Work to be completed - Your task is to give the listing below back word for word, pictures excluded.

**** Exercise input ****

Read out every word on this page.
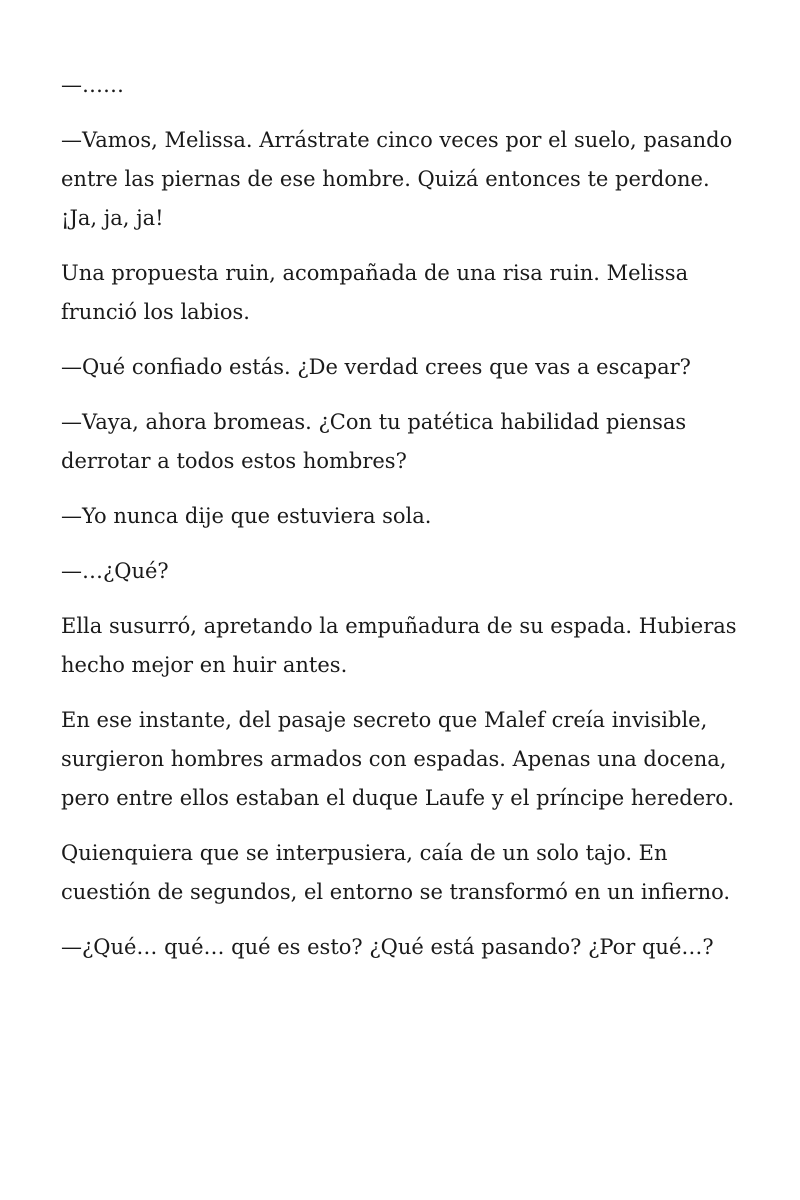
—……

—Vamos, Melissa. Arrástrate cinco veces por el suelo, pasando entre las piernas de ese hombre. Quizá entonces te perdone. ¡Ja, ja, ja!

Una propuesta ruin, acompañada de una risa ruin. Melissa frunció los labios.

—Qué confiado estás. ¿De verdad crees que vas a escapar?

—Vaya, ahora bromeas. ¿Con tu patética habilidad piensas derrotar a todos estos hombres?

—Yo nunca dije que estuviera sola.

—…¿Qué?

Ella susurró, apretando la empuñadura de su espada. Hubieras hecho mejor en huir antes.

En ese instante, del pasaje secreto que Malef creía invisible, surgieron hombres armados con espadas. Apenas una docena, pero entre ellos estaban el duque Laufe y el príncipe heredero.

Quienquiera que se interpusiera, caía de un solo tajo. En cuestión de segundos, el entorno se transformó en un infierno.

—¿Qué… qué… qué es esto? ¿Qué está pasando? ¿Por qué…?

****

Correct result -
Read out every word on this page.
—……

—Vamos, Melissa. Arrástrate cinco veces por el suelo, pasando entre las piernas de ese hombre. Quizá entonces te perdone. ¡Ja, ja, ja!

Una propuesta ruin, acompañada de una risa ruin. Melissa frunció los labios.

—Qué confiado estás. ¿De verdad crees que vas a escapar?

—Vaya, ahora bromeas. ¿Con tu patética habilidad piensas derrotar a todos estos hombres?

—Yo nunca dije que estuviera sola.

—…¿Qué?

Ella susurró, apretando la empuñadura de su espada. Hubieras hecho mejor en huir antes.

En ese instante, del pasaje secreto que Malef creía invisible, surgieron hombres armados con espadas. Apenas una docena, pero entre ellos estaban el duque Laufe y el príncipe heredero.

Quienquiera que se interpusiera, caía de un solo tajo. En cuestión de segundos, el entorno se transformó en un infierno.

—¿Qué… qué… qué es esto? ¿Qué está pasando? ¿Por qué…?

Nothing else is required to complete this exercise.